PAGE EXTRACT:
=======

As in years past....we'll start off with the countdown..............
10) Ministry Assistant - 2018. Not all the following are "MA" related.. but I'll just roll it into one, to make things easier. What a year. How did Joyce ever put up with me for doing all this. To a point where my friends (my best friends!!) were saying "You're doing too much."
- 7 letters to 7 churches - 9 week Adult Sunday School on the just the 1st two chapters of Revelations. I guess the biggest fruit we bore was PAL taking Revelations and turning it into his sermon series. That's what we get for inviting him to guest lecture. Hmm....
- CS Directory - Man that took a lot of work! Not to mention moving to a new database...updating all of our attendance taking methods... and updating our archaic email alias. Glad I was the pioneer to plow through it. BOOM!!
- Friends and Family breakfast / lunch - Body Life, not outreach. Everyone over-did it. Everyone complained about it. Everyone loved it. Glad we were able to pull it off not once, not twice... but a surprising third time! All the while raising up new leaders to do the work. BOOM!!
- CNY2018 – Alliance Got Talent - Took CNY to a whole new level for the third year in a roll. Live voting by text?! Who would think of that??? With Joyce being a core part of 3 acts. Me on the other hand... none.
- Men’s Retreat - how do you get 100 men up to the Santa Cruz mountains and back?? Let me organize it...that's how.
- Gospel Sunday - Prompted the Hamster Wheel series. Praise God for all those who enter His kingdom. Praise God for STEAM. Praise God for so many brothers and sisters... who are witnesses surrounding each other like clouds and rainbows.
- Two Lost Sons Musical - 怎去猜想這夢會變真?? Any other year... this would have been top 5, if not top 3. Writing my own musical... how about that.
- ARROWS – Let’s Proclaim - Get a bunch of kids... sit down... critically think about their faith and get up to pronounce it. They came in as boys...they left as men.
- Kids Church (Short Term Mission) - Enabled myself to spend 6 weeks serving in Children's Ministry. It's not about passion... it's about obedience.
- Blue Sky Sunday - No one saw this coming. My accolades.. next year, there will be an all-church picnic. Next year... Mandarin Service will also order shirts. My personal accolade... next year, we kick off church planting.
- CS Budget - After seeing how the budget gets handled (within CS, mind you), I wanted to submit my resignation to PAL. But hey... I spent nearly every penny that was budgeted to us in 2018. BOOM!!
- Prayer Meeting - The week after Ted wants to take me under his wing to one day preach on the pulpit... I get the call to lead Prayer Meeting. Man... it's hard. Had some great ones. Had one horrible one. I'm not to grade myself...since this is given unto the Lord. May all our prayers be from His heart.

=======

GIVEN DATA:
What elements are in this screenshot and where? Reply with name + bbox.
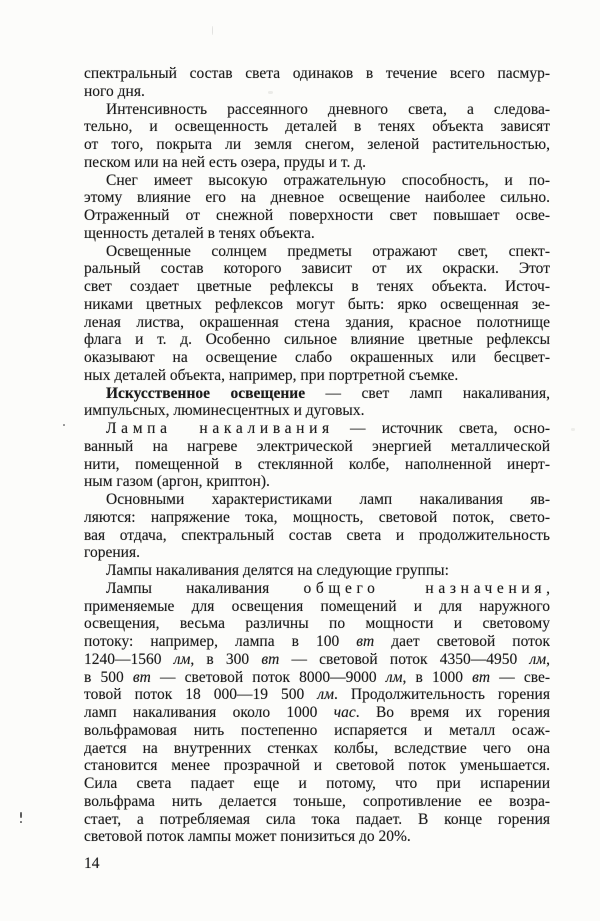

=======

WHAT THIS TASK INVOLVES:
Pick up the 2018 year-end countdown post right after its Prayer Meeting entry and keep writing in the same voice.

EXERCISE RESULT:
- Wild Fire Fund Raising - Took all the lessons learned from Gospel Sunday and Friends and Family to create simple fund raising breakfast. This was after the whole world told me "Stop! You're doing too much." Ironically... I wasn't even here that Sunday.
- End of year Party - Requirements were - "Cheap. Laughter. Tears." It was cheap.. to a point where PAL chastised me. There was laughter.. everyone danced, even the 70 year old. I had tears... swept the room to thank every person who made a difference in my spiritual walk. I love my church family. I am so grateful they love me in return.
8. 14 years overdue - already blogged about this here. Will always remember that fateful day when I got one of the biggest surprises of my life - all for a near meaningless gesture (to me). People don't touch you like that anymore. Whatever I did 14 years ago to be blessed 14 years later... I will never fully understand.
7. Family - had to cheat again and roll them all into one.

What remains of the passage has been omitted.